Exercise instructions:
Collect the lines of the entries where "wirelessly" shows up.
— begin Exercise input —
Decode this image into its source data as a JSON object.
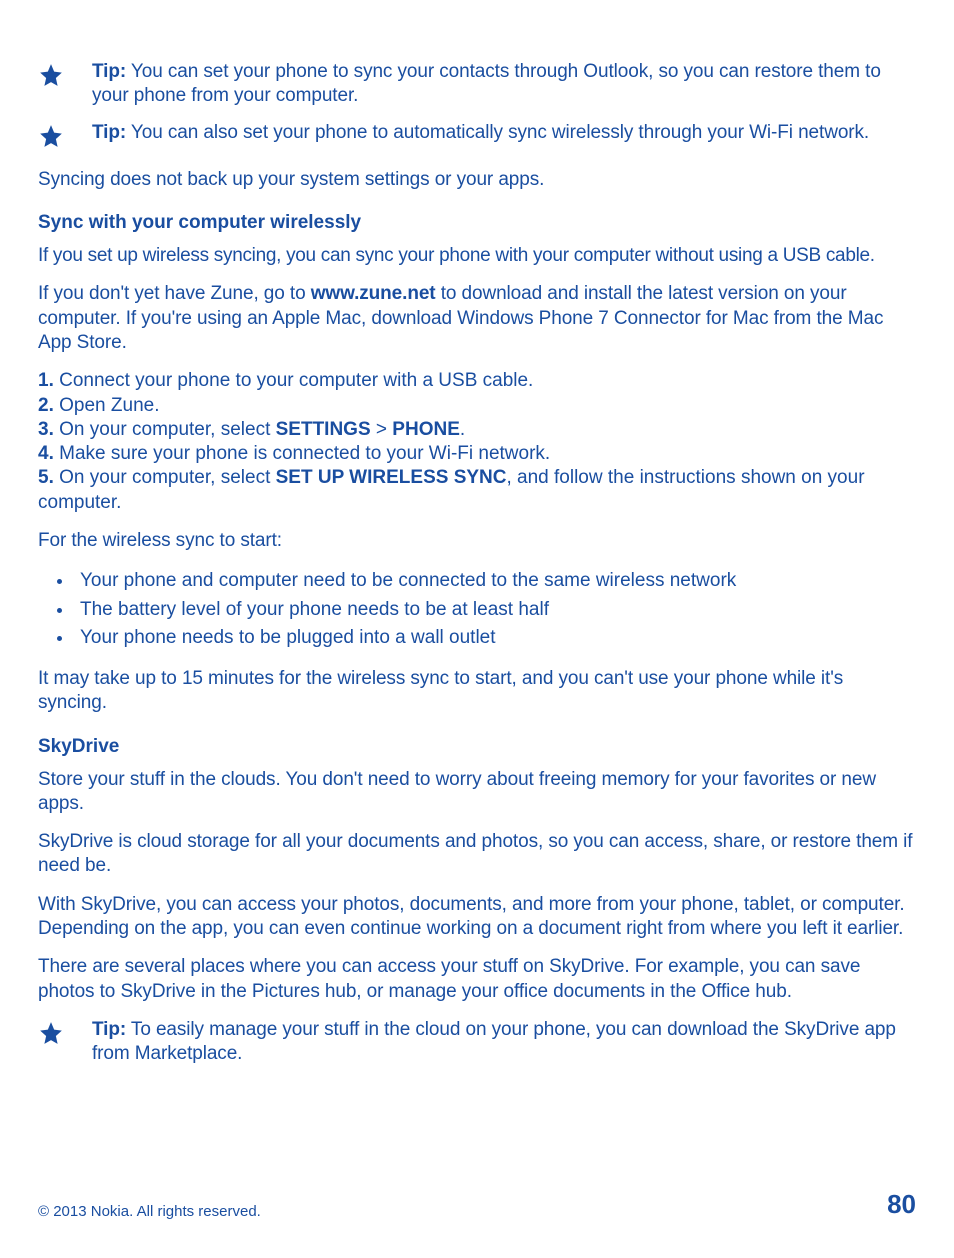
{
  "tips": {
    "t1": {
      "label": "Tip:",
      "text": " You can set your phone to sync your contacts through Outlook, so you can restore them to your phone from your computer."
    },
    "t2": {
      "label": "Tip:",
      "text": " You can also set your phone to automatically sync wirelessly through your Wi-Fi network."
    },
    "t3": {
      "label": "Tip:",
      "text": " To easily manage your stuff in the cloud on your phone, you can download the SkyDrive app from Marketplace."
    }
  },
  "syncNote": "Syncing does not back up your system settings or your apps.",
  "wireless": {
    "heading": "Sync with your computer wirelessly",
    "intro": "If you set up wireless syncing, you can sync your phone with your computer without using a USB cable.",
    "zune_pre": "If you don't yet have Zune, go to ",
    "zune_link": "www.zune.net",
    "zune_post": " to download and install the latest version on your computer. If you're using an Apple Mac, download Windows Phone 7 Connector for Mac from the Mac App Store.",
    "steps": {
      "s1_n": "1.",
      "s1_t": " Connect your phone to your computer with a USB cable.",
      "s2_n": "2.",
      "s2_t": " Open Zune.",
      "s3_n": "3.",
      "s3_pre": " On your computer, select ",
      "s3_b1": "SETTINGS",
      "s3_gt": " > ",
      "s3_b2": "PHONE",
      "s3_dot": ".",
      "s4_n": "4.",
      "s4_t": " Make sure your phone is connected to your Wi-Fi network.",
      "s5_n": "5.",
      "s5_pre": " On your computer, select ",
      "s5_b": "SET UP WIRELESS SYNC",
      "s5_post": ", and follow the instructions shown on your computer."
    },
    "condIntro": "For the wireless sync to start:",
    "conds": {
      "c1": "Your phone and computer need to be connected to the same wireless network",
      "c2": "The battery level of your phone needs to be at least half",
      "c3": "Your phone needs to be plugged into a wall outlet"
    },
    "note": "It may take up to 15 minutes for the wireless sync to start, and you can't use your phone while it's syncing."
  },
  "skydrive": {
    "heading": "SkyDrive",
    "p1": "Store your stuff in the clouds. You don't need to worry about freeing memory for your favorites or new apps.",
    "p2": "SkyDrive is cloud storage for all your documents and photos, so you can access, share, or restore them if need be.",
    "p3": "With SkyDrive, you can access your photos, documents, and more from your phone, tablet, or computer. Depending on the app, you can even continue working on a document right from where you left it earlier.",
    "p4": "There are several places where you can access your stuff on SkyDrive. For example, you can save photos to SkyDrive in the Pictures hub, or manage your office documents in the Office hub."
  },
  "footer": {
    "copyright": "© 2013 Nokia. All rights reserved.",
    "page": "80"
  }
}
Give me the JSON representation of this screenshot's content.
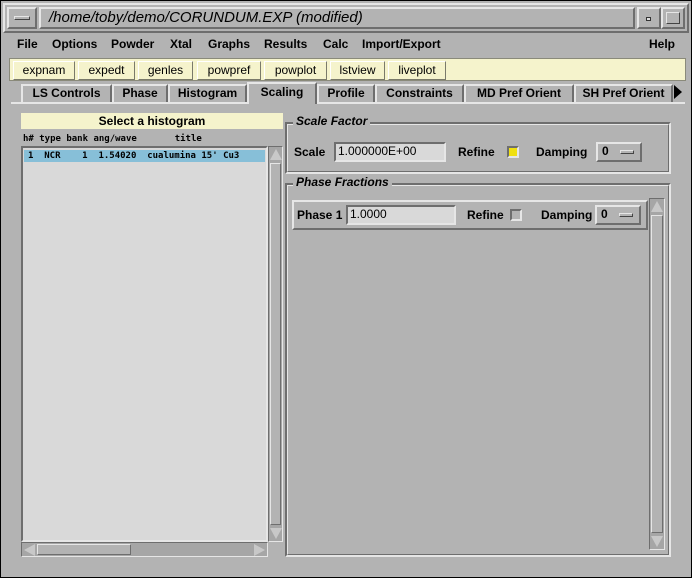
{
  "window": {
    "title": "/home/toby/demo/CORUNDUM.EXP (modified)"
  },
  "menubar": {
    "items": [
      "File",
      "Options",
      "Powder",
      "Xtal",
      "Graphs",
      "Results",
      "Calc",
      "Import/Export"
    ],
    "help": "Help"
  },
  "toolbar": {
    "buttons": [
      "expnam",
      "expedt",
      "genles",
      "powpref",
      "powplot",
      "lstview",
      "liveplot"
    ]
  },
  "tabs": {
    "items": [
      "LS Controls",
      "Phase",
      "Histogram",
      "Scaling",
      "Profile",
      "Constraints",
      "MD Pref Orient",
      "SH Pref Orient"
    ],
    "active": "Scaling"
  },
  "histogram_list": {
    "heading": "Select a histogram",
    "columns": "h# type bank ang/wave       title",
    "rows": [
      "1  NCR    1  1.54020  cualumina 15' Cu3"
    ]
  },
  "scale_factor": {
    "group_label": "Scale Factor",
    "scale_label": "Scale",
    "scale_value": "1.000000E+00",
    "refine_label": "Refine",
    "refine_checked": true,
    "damping_label": "Damping",
    "damping_value": "0"
  },
  "phase_fractions": {
    "group_label": "Phase Fractions",
    "rows": [
      {
        "phase_label": "Phase 1",
        "value": "1.0000",
        "refine_label": "Refine",
        "refine_checked": false,
        "damping_label": "Damping",
        "damping_value": "0"
      }
    ]
  },
  "colors": {
    "background": "#b3b3b3",
    "toolbar_bg": "#f5f3cc",
    "selection": "#87bfd8",
    "refine_on": "#f0e010",
    "entry_bg": "#d9d9d9"
  }
}
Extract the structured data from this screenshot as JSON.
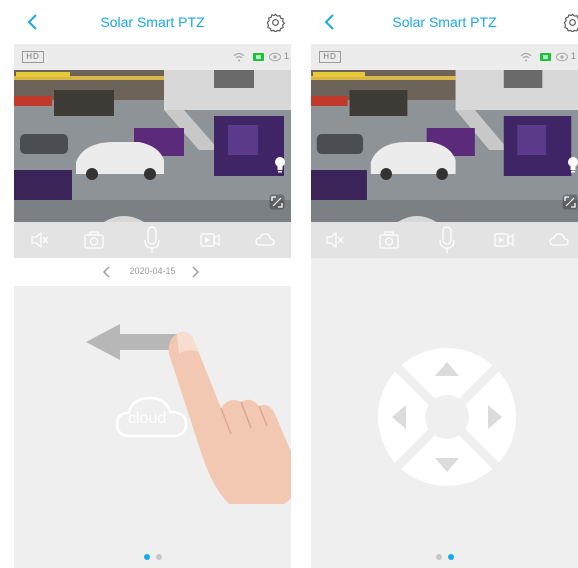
{
  "colors": {
    "accent": "#1aa7ec",
    "dot_active": "#1aa7ec",
    "dot_inactive": "#c8c8c8",
    "battery": "#19c23a",
    "panel_bg": "#efefef",
    "controls_bg": "#e3e3e3"
  },
  "screens": [
    {
      "id": "playback",
      "header": {
        "title": "Solar Smart PTZ",
        "back_icon": "chevron-left-icon",
        "settings_icon": "gear-icon"
      },
      "video": {
        "quality_badge": "HD",
        "wifi_icon": "wifi-icon",
        "battery_icon": "battery-icon",
        "viewer_icon": "eye-icon",
        "viewer_count": "1",
        "fullscreen_icon": "expand-icon",
        "light_icon": "bulb-icon"
      },
      "controls": [
        "mute-icon",
        "snapshot-icon",
        "microphone-icon",
        "record-icon",
        "cloud-icon"
      ],
      "date": {
        "value": "2020-04-15",
        "prev_icon": "chevron-left-icon",
        "next_icon": "chevron-right-icon"
      },
      "panel": {
        "cloud_label": "cloud",
        "gesture": "swipe-left-hand"
      },
      "pager": {
        "count": 2,
        "active": 0
      }
    },
    {
      "id": "ptz",
      "header": {
        "title": "Solar Smart PTZ",
        "back_icon": "chevron-left-icon",
        "settings_icon": "gear-icon"
      },
      "video": {
        "quality_badge": "HD",
        "wifi_icon": "wifi-icon",
        "battery_icon": "battery-icon",
        "viewer_icon": "eye-icon",
        "viewer_count": "1",
        "fullscreen_icon": "expand-icon",
        "light_icon": "bulb-icon"
      },
      "controls": [
        "mute-icon",
        "snapshot-icon",
        "microphone-icon",
        "record-icon",
        "cloud-icon"
      ],
      "panel": {
        "ptz_buttons": [
          "up",
          "right",
          "down",
          "left"
        ]
      },
      "pager": {
        "count": 2,
        "active": 1
      }
    }
  ]
}
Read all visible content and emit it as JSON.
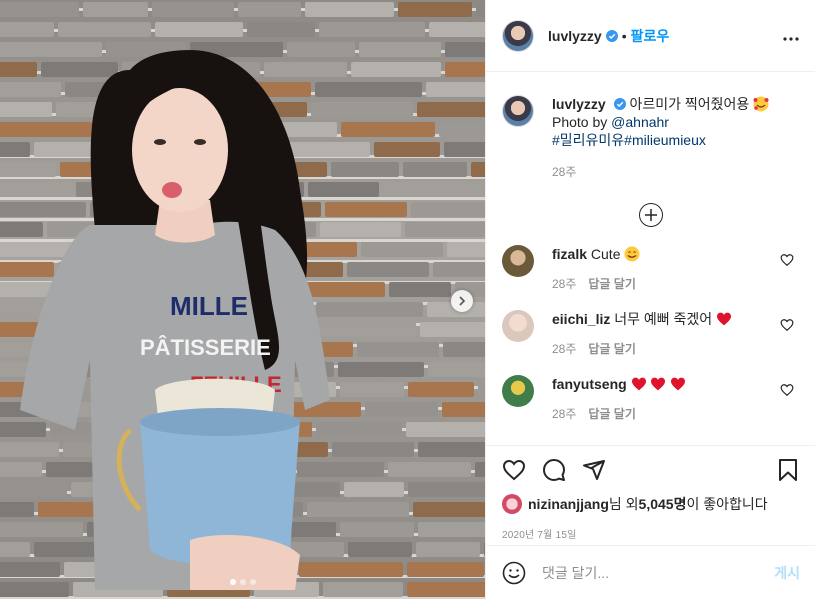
{
  "post": {
    "username": "luvlyzzy",
    "follow_label": "팔로우",
    "separator": "•",
    "caption_text": "아르미가 찍어줬어용",
    "caption_photo_by": "Photo by ",
    "caption_mention": "@ahnahr",
    "caption_tags": "#밀리유미유#milieumieux",
    "caption_time": "28주"
  },
  "comments": [
    {
      "username": "fizalk",
      "text": "Cute",
      "time": "28주",
      "reply": "답글 달기",
      "avatar_color": "#6b5a3a"
    },
    {
      "username": "eiichi_liz",
      "text": "너무 예뻐 죽겠어",
      "time": "28주",
      "reply": "답글 달기",
      "avatar_color": "#d9c8bb"
    },
    {
      "username": "fanyutseng",
      "text": "",
      "time": "28주",
      "reply": "답글 달기",
      "avatar_color": "#3f7d4a"
    }
  ],
  "likes": {
    "liker": "nizinanjjang",
    "text_mid": "님 외 ",
    "count": "5,045명",
    "text_end": "이 좋아합니다"
  },
  "date": "2020년 7월 15일",
  "comment_box": {
    "placeholder": "댓글 달기...",
    "post_label": "게시"
  },
  "colors": {
    "link": "#00376b",
    "follow_blue": "#0095f6",
    "post_disabled": "#b2dffc",
    "heart_red": "#ed4956"
  },
  "carousel": {
    "current": 1,
    "total": 3
  }
}
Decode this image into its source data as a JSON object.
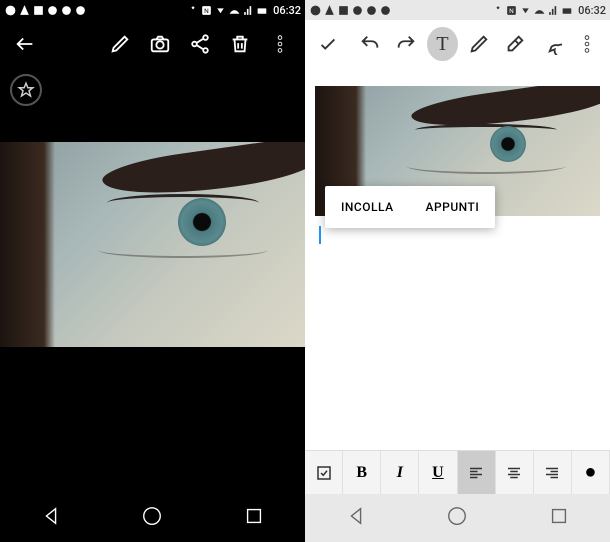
{
  "status": {
    "time": "06:32"
  },
  "left": {
    "toolbar": {
      "back": "back-icon",
      "edit": "pencil-icon",
      "camera": "camera-icon",
      "share": "share-icon",
      "delete": "trash-icon",
      "more": "more-icon"
    },
    "favorite": "star-icon"
  },
  "right": {
    "toolbar": {
      "confirm": "check-icon",
      "undo": "undo-icon",
      "redo": "redo-icon",
      "text": "T",
      "draw": "pencil-icon",
      "erase": "eraser-icon",
      "comment": "speech-icon",
      "more": "more-icon"
    },
    "context_menu": {
      "paste": "INCOLLA",
      "clipboard": "APPUNTI"
    },
    "format_bar": {
      "checkbox": "checkbox-icon",
      "bold": "B",
      "italic": "I",
      "underline": "U",
      "align_left": "align-left-icon",
      "align_center": "align-center-icon",
      "align_right": "align-right-icon",
      "bullet": "●"
    }
  },
  "navbar": {
    "back": "nav-back-icon",
    "home": "nav-home-icon",
    "recent": "nav-recent-icon"
  }
}
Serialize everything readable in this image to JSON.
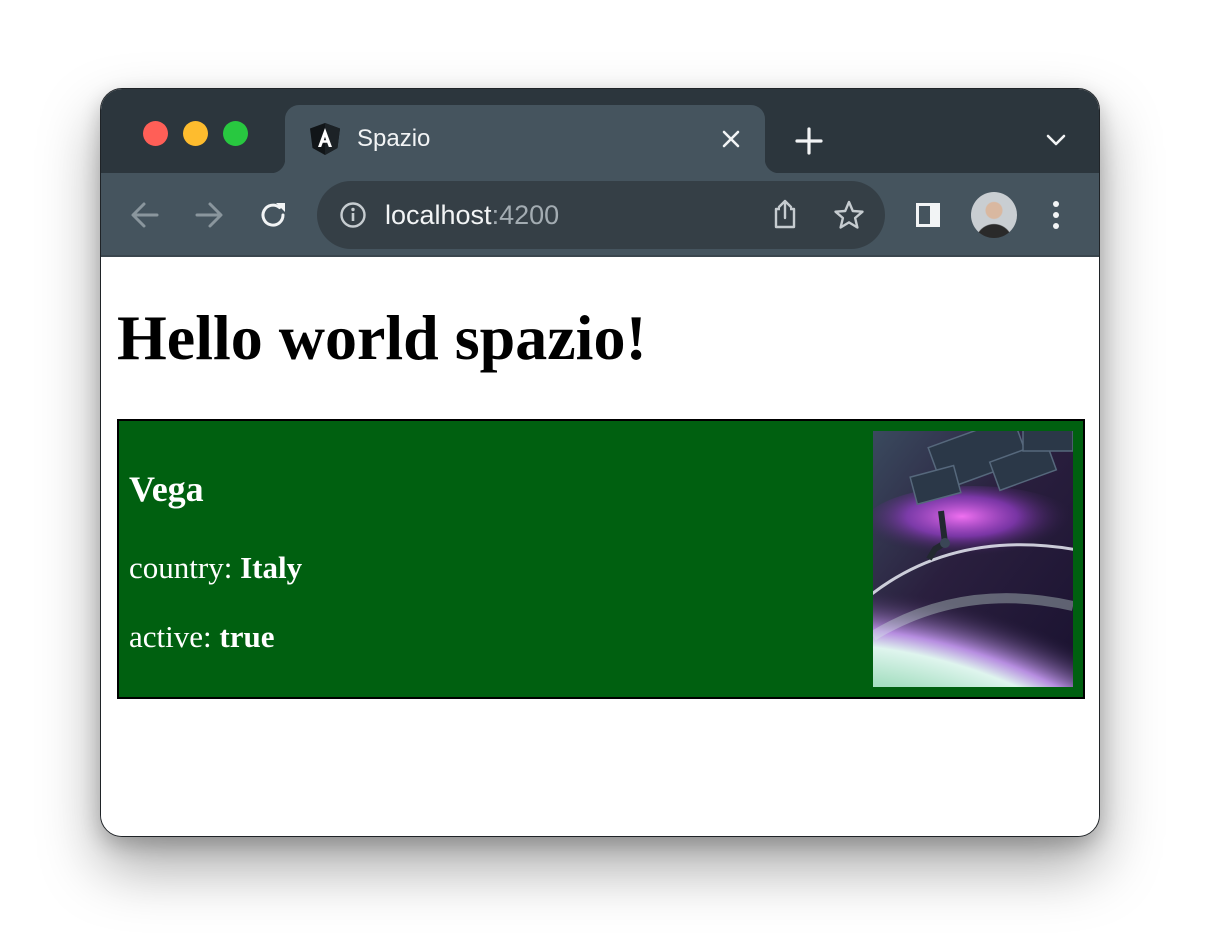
{
  "browser": {
    "tab": {
      "title": "Spazio",
      "favicon": "angular-logo-icon"
    },
    "address": {
      "host": "localhost",
      "port": ":4200"
    },
    "icons": {
      "back": "arrow-left-icon",
      "forward": "arrow-right-icon",
      "reload": "reload-icon",
      "info": "info-icon",
      "share": "share-icon",
      "bookmark": "star-icon",
      "sidepanel": "side-panel-icon",
      "menu": "kebab-menu-icon"
    },
    "colors": {
      "tabbar": "#2c363d",
      "toolbar": "#45545e",
      "omnibox": "#353f46"
    }
  },
  "page": {
    "heading": "Hello world spazio!",
    "card": {
      "name": "Vega",
      "country_label": "country:",
      "country_value": "Italy",
      "active_label": "active:",
      "active_value": "true",
      "background": "#006010",
      "image": "space-station-earth-photo"
    }
  }
}
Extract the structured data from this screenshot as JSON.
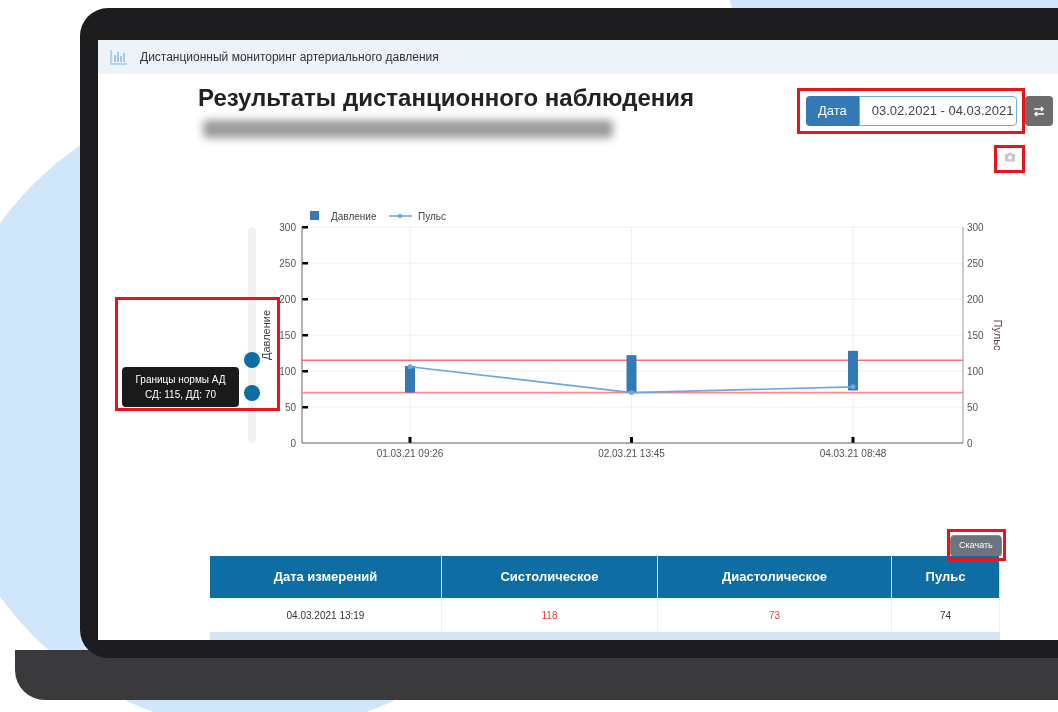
{
  "app_bar": {
    "title": "Дистанционный мониторинг артериального давления"
  },
  "page_title": "Результаты дистанционного наблюдения",
  "date_filter": {
    "label": "Дата",
    "value": "03.02.2021 - 04.03.2021"
  },
  "norm_slider": {
    "tooltip_title": "Границы нормы АД",
    "tooltip_text": "СД: 115, ДД: 70",
    "upper": {
      "level": 0.383
    },
    "lower": {
      "level": 0.233
    }
  },
  "chart_data": {
    "type": "bar",
    "ylabel": "Давление",
    "y2label": "Пульс",
    "categories": [
      "01.03.21 09:26",
      "02.03.21 13:45",
      "04.03.21 08:48"
    ],
    "series": [
      {
        "name": "Давление",
        "type": "candlestick",
        "color": "#337ab7",
        "ohlc": [
          [
            70,
            107,
            70,
            107
          ],
          [
            70,
            122,
            70,
            122
          ],
          [
            73,
            128,
            73,
            128
          ]
        ]
      },
      {
        "name": "Пульс",
        "type": "line",
        "color": "#6fa8dc",
        "values": [
          106,
          70,
          78
        ]
      }
    ],
    "grid": true,
    "ylim": [
      0,
      300
    ],
    "yticks": [
      0,
      50,
      100,
      150,
      200,
      250,
      300
    ],
    "y2lim": [
      0,
      300
    ],
    "y2ticks": [
      0,
      50,
      100,
      150,
      200,
      250,
      300
    ],
    "legend": true,
    "ref_lines": [
      {
        "axis": "y",
        "value": 115,
        "color": "#ff2a2a"
      },
      {
        "axis": "y",
        "value": 70,
        "color": "#ff8a8a"
      }
    ]
  },
  "download_button": "Скачать",
  "table": {
    "columns": [
      "Дата измерений",
      "Систолическое",
      "Диастолическое",
      "Пульс"
    ],
    "rows": [
      {
        "cells": [
          {
            "text": "04.03.2021 13:19",
            "alert": false
          },
          {
            "text": "118",
            "alert": true
          },
          {
            "text": "73",
            "alert": true
          },
          {
            "text": "74",
            "alert": false
          }
        ]
      }
    ]
  }
}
— end Exercise input —
Exercise answer:
      "text": " You can also set your phone to automatically sync wirelessly through your Wi-Fi network."
    "heading": "Sync with your computer wirelessly",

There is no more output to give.